GIVEN INSTRUCTION :: All of the data that follows should be retyped exactly, please, except the pictures.

(Stored entries)
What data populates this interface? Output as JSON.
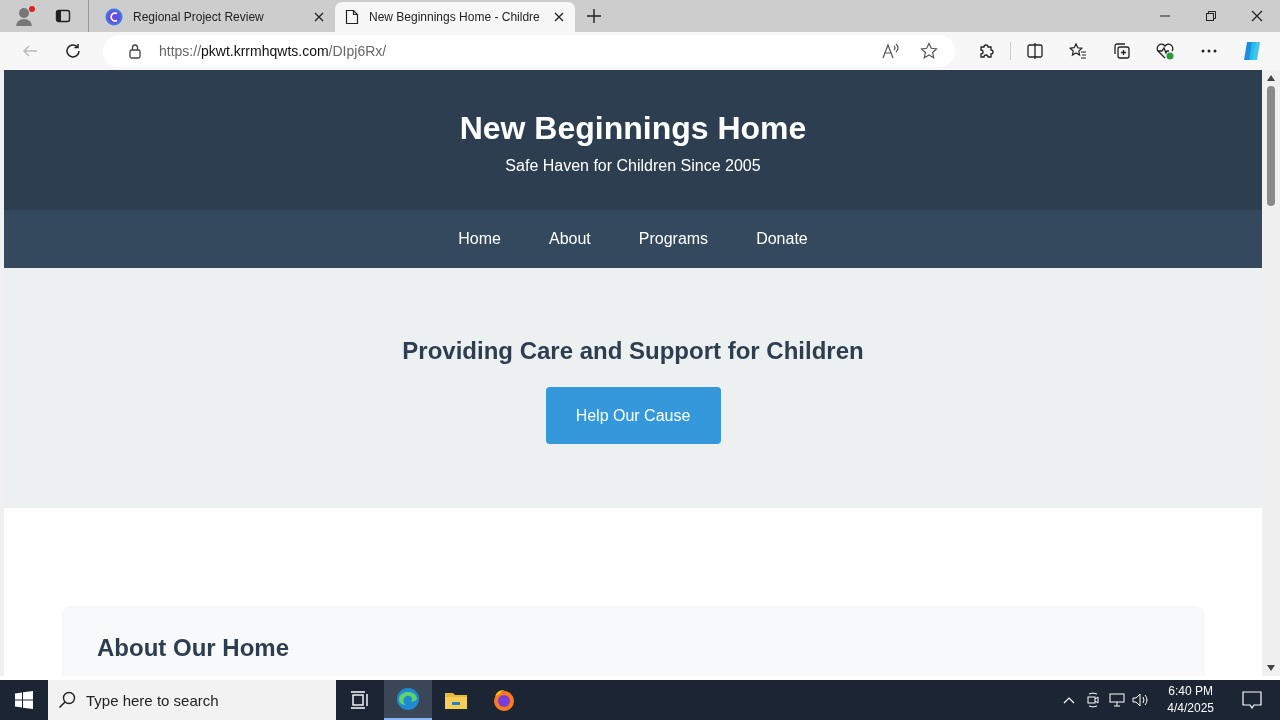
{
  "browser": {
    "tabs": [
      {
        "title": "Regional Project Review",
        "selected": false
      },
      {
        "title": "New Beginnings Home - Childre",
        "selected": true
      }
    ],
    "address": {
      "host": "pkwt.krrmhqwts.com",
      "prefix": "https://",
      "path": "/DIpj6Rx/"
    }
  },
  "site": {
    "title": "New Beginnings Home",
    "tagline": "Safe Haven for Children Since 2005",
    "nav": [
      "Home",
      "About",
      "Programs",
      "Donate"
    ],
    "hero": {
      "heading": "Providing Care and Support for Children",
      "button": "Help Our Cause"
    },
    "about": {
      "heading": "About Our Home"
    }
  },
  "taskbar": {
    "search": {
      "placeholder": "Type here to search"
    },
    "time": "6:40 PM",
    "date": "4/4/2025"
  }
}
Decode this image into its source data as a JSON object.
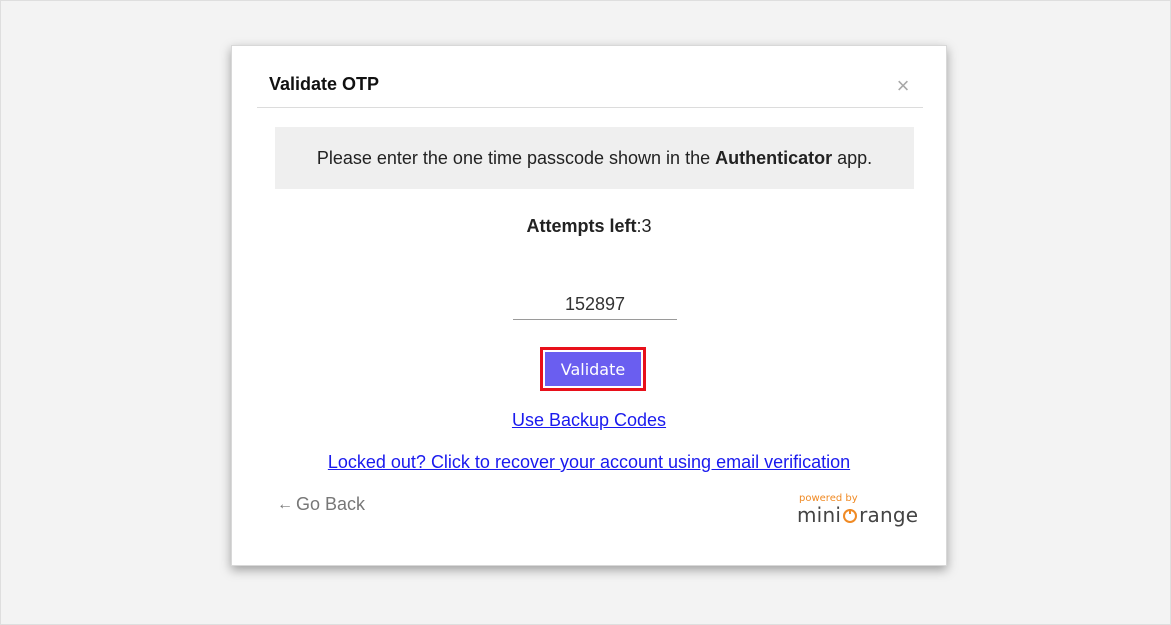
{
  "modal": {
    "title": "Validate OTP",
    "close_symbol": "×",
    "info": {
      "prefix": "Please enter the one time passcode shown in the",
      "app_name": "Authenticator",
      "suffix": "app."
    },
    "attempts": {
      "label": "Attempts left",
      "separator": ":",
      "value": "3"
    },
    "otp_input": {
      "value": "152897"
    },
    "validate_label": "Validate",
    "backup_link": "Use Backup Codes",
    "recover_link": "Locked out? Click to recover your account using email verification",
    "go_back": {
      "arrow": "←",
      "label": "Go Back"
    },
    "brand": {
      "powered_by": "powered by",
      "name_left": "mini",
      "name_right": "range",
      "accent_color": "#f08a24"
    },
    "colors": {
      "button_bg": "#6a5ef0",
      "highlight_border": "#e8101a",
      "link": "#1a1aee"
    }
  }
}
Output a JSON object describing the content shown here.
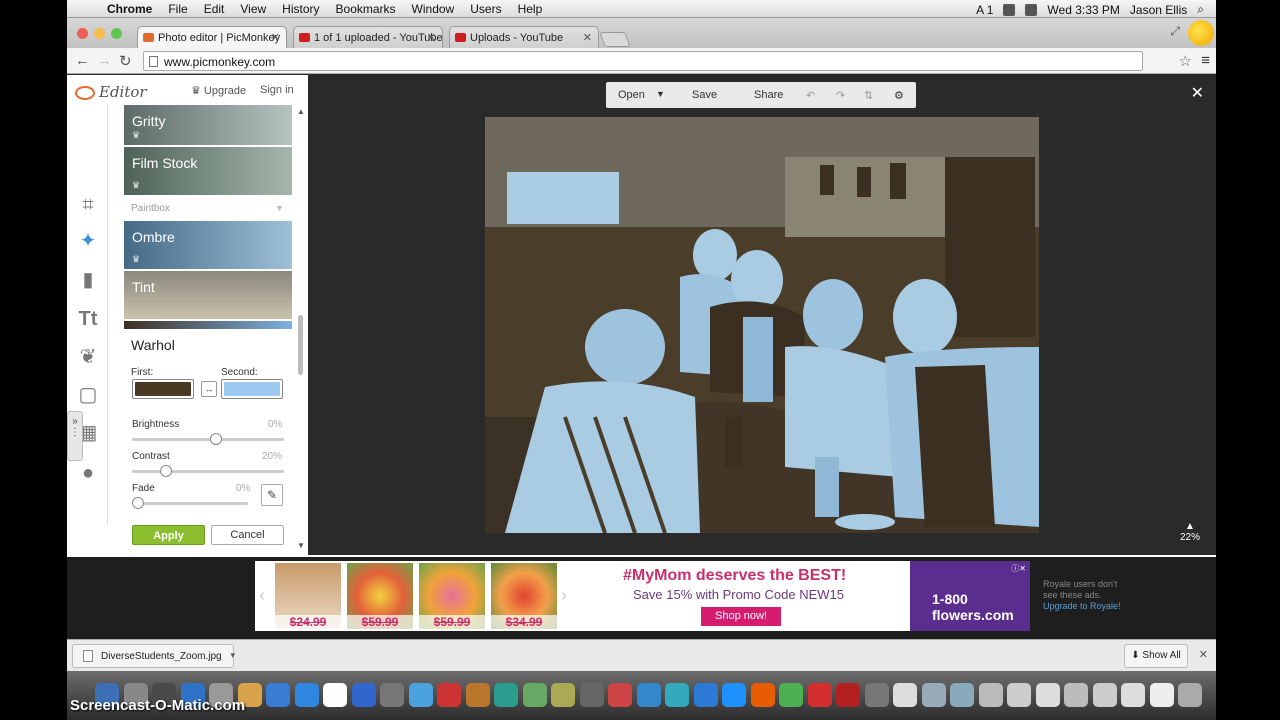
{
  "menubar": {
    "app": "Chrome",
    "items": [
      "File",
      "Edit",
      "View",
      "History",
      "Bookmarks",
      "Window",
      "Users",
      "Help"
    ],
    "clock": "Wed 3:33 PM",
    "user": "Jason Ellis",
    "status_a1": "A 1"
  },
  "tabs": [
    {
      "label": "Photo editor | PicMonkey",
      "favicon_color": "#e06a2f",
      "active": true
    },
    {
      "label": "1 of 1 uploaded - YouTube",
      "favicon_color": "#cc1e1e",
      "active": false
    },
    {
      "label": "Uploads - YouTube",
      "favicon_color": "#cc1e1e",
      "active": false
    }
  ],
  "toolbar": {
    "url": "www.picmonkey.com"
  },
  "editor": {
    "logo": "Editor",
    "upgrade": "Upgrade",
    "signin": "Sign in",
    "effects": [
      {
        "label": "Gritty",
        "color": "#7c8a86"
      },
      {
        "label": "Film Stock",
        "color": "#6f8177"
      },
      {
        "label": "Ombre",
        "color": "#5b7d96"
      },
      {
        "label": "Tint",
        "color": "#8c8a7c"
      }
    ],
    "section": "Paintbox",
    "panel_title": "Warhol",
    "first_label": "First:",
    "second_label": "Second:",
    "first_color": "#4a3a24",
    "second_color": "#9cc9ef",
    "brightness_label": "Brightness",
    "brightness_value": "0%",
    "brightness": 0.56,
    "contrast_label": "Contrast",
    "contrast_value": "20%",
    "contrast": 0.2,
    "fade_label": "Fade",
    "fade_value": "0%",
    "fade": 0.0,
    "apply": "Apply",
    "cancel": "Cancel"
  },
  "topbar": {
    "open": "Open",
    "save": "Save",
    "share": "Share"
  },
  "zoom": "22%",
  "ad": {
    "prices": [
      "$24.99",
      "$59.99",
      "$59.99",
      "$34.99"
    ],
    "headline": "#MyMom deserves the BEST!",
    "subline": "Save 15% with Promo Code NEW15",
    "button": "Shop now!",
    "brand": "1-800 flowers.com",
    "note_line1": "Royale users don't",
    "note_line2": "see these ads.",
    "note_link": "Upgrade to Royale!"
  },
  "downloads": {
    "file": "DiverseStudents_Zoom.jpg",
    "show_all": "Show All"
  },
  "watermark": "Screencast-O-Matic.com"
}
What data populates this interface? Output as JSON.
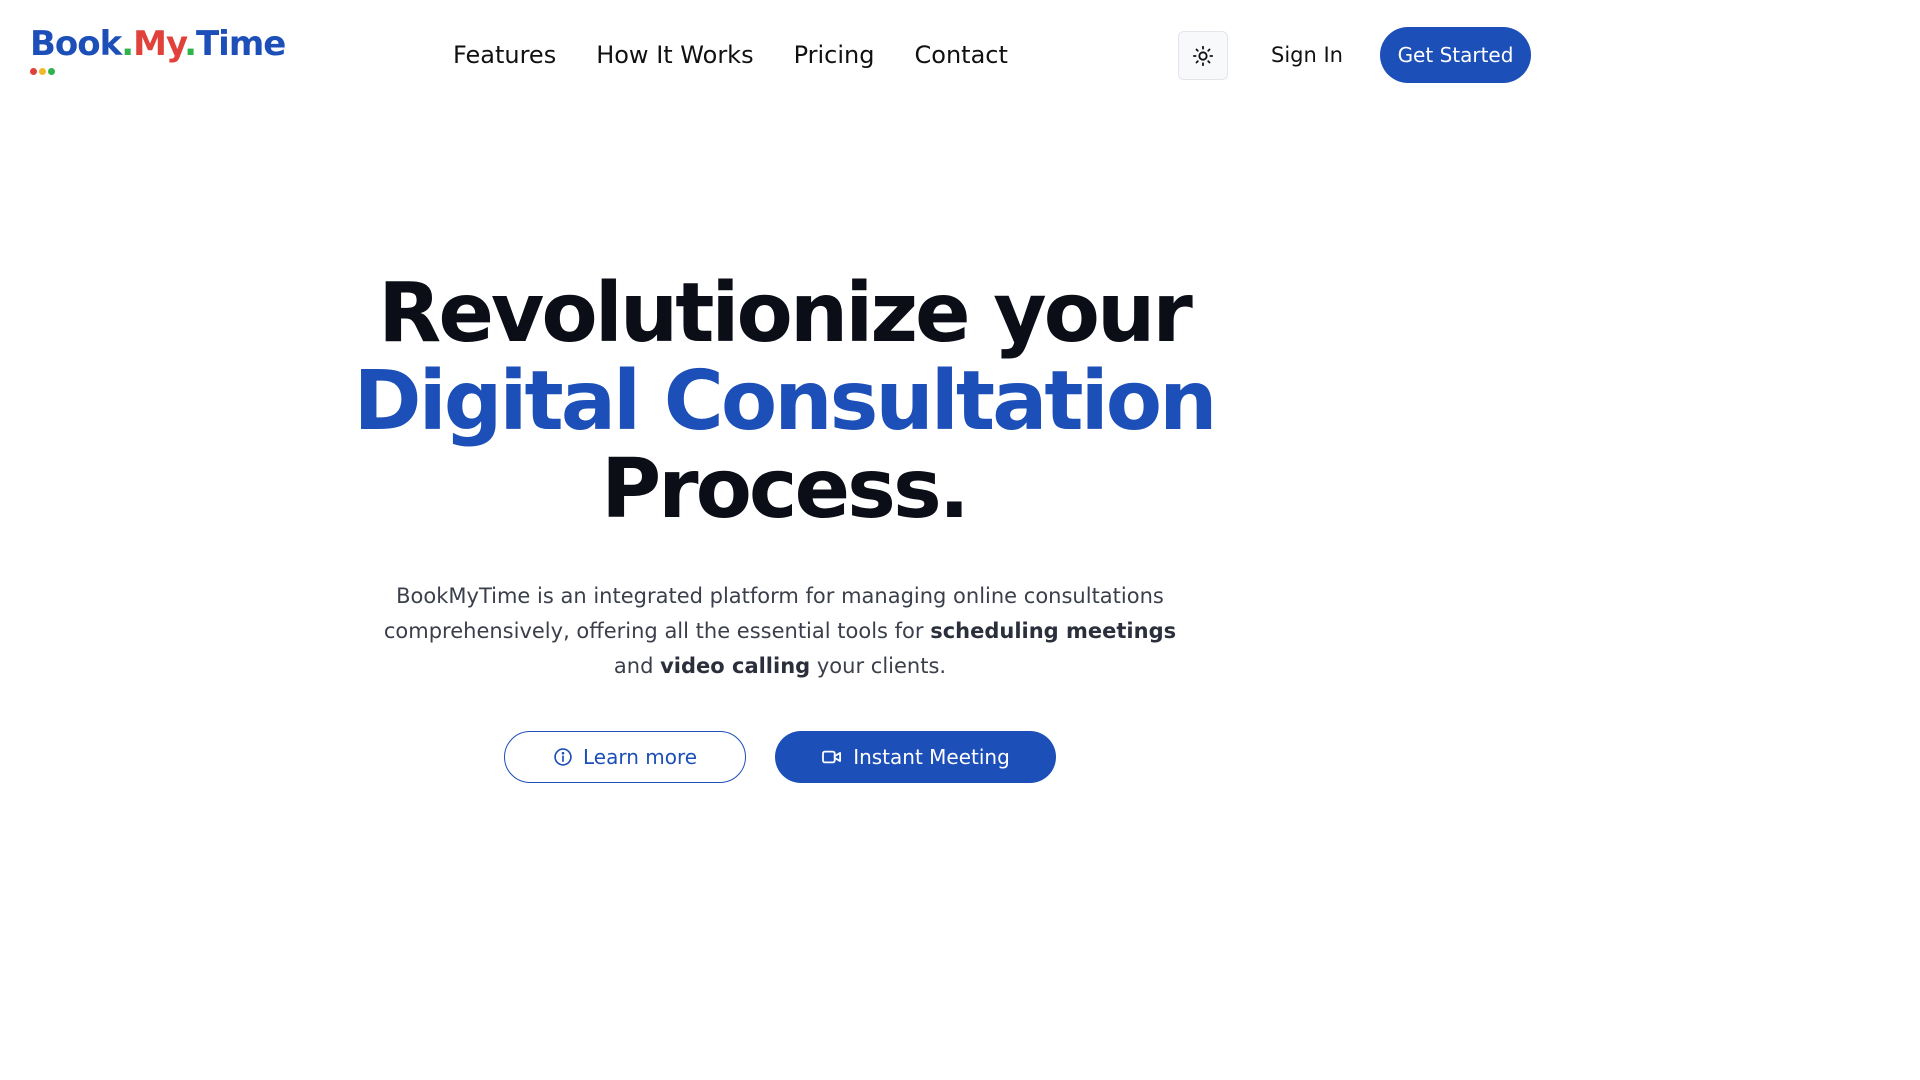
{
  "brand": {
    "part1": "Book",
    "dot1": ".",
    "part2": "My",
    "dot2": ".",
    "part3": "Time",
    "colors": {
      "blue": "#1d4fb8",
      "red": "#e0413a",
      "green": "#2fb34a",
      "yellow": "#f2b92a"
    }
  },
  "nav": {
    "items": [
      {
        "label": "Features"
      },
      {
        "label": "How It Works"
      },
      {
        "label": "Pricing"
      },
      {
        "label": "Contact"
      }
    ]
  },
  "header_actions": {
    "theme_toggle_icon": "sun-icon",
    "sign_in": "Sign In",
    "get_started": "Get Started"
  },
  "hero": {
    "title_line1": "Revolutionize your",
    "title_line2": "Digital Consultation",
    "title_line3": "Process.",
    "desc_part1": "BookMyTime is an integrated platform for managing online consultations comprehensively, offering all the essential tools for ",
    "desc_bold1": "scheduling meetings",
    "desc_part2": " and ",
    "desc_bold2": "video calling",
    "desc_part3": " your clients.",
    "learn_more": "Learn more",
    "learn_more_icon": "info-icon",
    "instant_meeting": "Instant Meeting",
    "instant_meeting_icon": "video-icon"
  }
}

FINISHED EXERCISE ::
What data populates this interface? Output as JSON.
{
  "browser": {
    "tabs": [
      {
        "title": "Regional Project Review",
        "selected": false
      },
      {
        "title": "New Beginnings Home - Childre",
        "selected": true
      }
    ],
    "address": {
      "host": "pkwt.krrmhqwts.com",
      "prefix": "https://",
      "path": "/DIpj6Rx/"
    }
  },
  "site": {
    "title": "New Beginnings Home",
    "tagline": "Safe Haven for Children Since 2005",
    "nav": [
      "Home",
      "About",
      "Programs",
      "Donate"
    ],
    "hero": {
      "heading": "Providing Care and Support for Children",
      "button": "Help Our Cause"
    },
    "about": {
      "heading": "About Our Home"
    }
  },
  "taskbar": {
    "search": {
      "placeholder": "Type here to search"
    },
    "time": "6:40 PM",
    "date": "4/4/2025"
  }
}
Decode this image into its source data as a JSON object.
{
  "modal": {
    "title": "Validate OTP",
    "close_symbol": "×",
    "info": {
      "prefix": "Please enter the one time passcode shown in the",
      "app_name": "Authenticator",
      "suffix": "app."
    },
    "attempts": {
      "label": "Attempts left",
      "separator": ":",
      "value": "3"
    },
    "otp_input": {
      "value": "152897"
    },
    "validate_label": "Validate",
    "backup_link": "Use Backup Codes",
    "recover_link": "Locked out? Click to recover your account using email verification",
    "go_back": {
      "arrow": "←",
      "label": "Go Back"
    },
    "brand": {
      "powered_by": "powered by",
      "name_left": "mini",
      "name_right": "range",
      "accent_color": "#f08a24"
    },
    "colors": {
      "button_bg": "#6a5ef0",
      "highlight_border": "#e8101a",
      "link": "#1a1aee"
    }
  }
}
Output a JSON object describing the content shown here.
{
  "menubar": {
    "app": "Chrome",
    "items": [
      "File",
      "Edit",
      "View",
      "History",
      "Bookmarks",
      "Window",
      "Users",
      "Help"
    ],
    "clock": "Wed 3:33 PM",
    "user": "Jason Ellis",
    "status_a1": "A 1"
  },
  "tabs": [
    {
      "label": "Photo editor | PicMonkey",
      "favicon_color": "#e06a2f",
      "active": true
    },
    {
      "label": "1 of 1 uploaded - YouTube",
      "favicon_color": "#cc1e1e",
      "active": false
    },
    {
      "label": "Uploads - YouTube",
      "favicon_color": "#cc1e1e",
      "active": false
    }
  ],
  "toolbar": {
    "url": "www.picmonkey.com"
  },
  "editor": {
    "logo": "Editor",
    "upgrade": "Upgrade",
    "signin": "Sign in",
    "effects": [
      {
        "label": "Gritty",
        "color": "#7c8a86"
      },
      {
        "label": "Film Stock",
        "color": "#6f8177"
      },
      {
        "label": "Ombre",
        "color": "#5b7d96"
      },
      {
        "label": "Tint",
        "color": "#8c8a7c"
      }
    ],
    "section": "Paintbox",
    "panel_title": "Warhol",
    "first_label": "First:",
    "second_label": "Second:",
    "first_color": "#4a3a24",
    "second_color": "#9cc9ef",
    "brightness_label": "Brightness",
    "brightness_value": "0%",
    "brightness": 0.56,
    "contrast_label": "Contrast",
    "contrast_value": "20%",
    "contrast": 0.2,
    "fade_label": "Fade",
    "fade_value": "0%",
    "fade": 0.0,
    "apply": "Apply",
    "cancel": "Cancel"
  },
  "topbar": {
    "open": "Open",
    "save": "Save",
    "share": "Share"
  },
  "zoom": "22%",
  "ad": {
    "prices": [
      "$24.99",
      "$59.99",
      "$59.99",
      "$34.99"
    ],
    "headline": "#MyMom deserves the BEST!",
    "subline": "Save 15% with Promo Code NEW15",
    "button": "Shop now!",
    "brand": "1-800 flowers.com",
    "note_line1": "Royale users don't",
    "note_line2": "see these ads.",
    "note_link": "Upgrade to Royale!"
  },
  "downloads": {
    "file": "DiverseStudents_Zoom.jpg",
    "show_all": "Show All"
  },
  "watermark": "Screencast-O-Matic.com"
}
What data populates this interface? Output as JSON.
{
  "brand": {
    "part1": "Book",
    "dot1": ".",
    "part2": "My",
    "dot2": ".",
    "part3": "Time",
    "colors": {
      "blue": "#1d4fb8",
      "red": "#e0413a",
      "green": "#2fb34a",
      "yellow": "#f2b92a"
    }
  },
  "nav": {
    "items": [
      {
        "label": "Features"
      },
      {
        "label": "How It Works"
      },
      {
        "label": "Pricing"
      },
      {
        "label": "Contact"
      }
    ]
  },
  "header_actions": {
    "theme_toggle_icon": "sun-icon",
    "sign_in": "Sign In",
    "get_started": "Get Started"
  },
  "hero": {
    "title_line1": "Revolutionize your",
    "title_line2": "Digital Consultation",
    "title_line3": "Process.",
    "desc_part1": "BookMyTime is an integrated platform for managing online consultations comprehensively, offering all the essential tools for ",
    "desc_bold1": "scheduling meetings",
    "desc_part2": " and ",
    "desc_bold2": "video calling",
    "desc_part3": " your clients.",
    "learn_more": "Learn more",
    "learn_more_icon": "info-icon",
    "instant_meeting": "Instant Meeting",
    "instant_meeting_icon": "video-icon"
  }
}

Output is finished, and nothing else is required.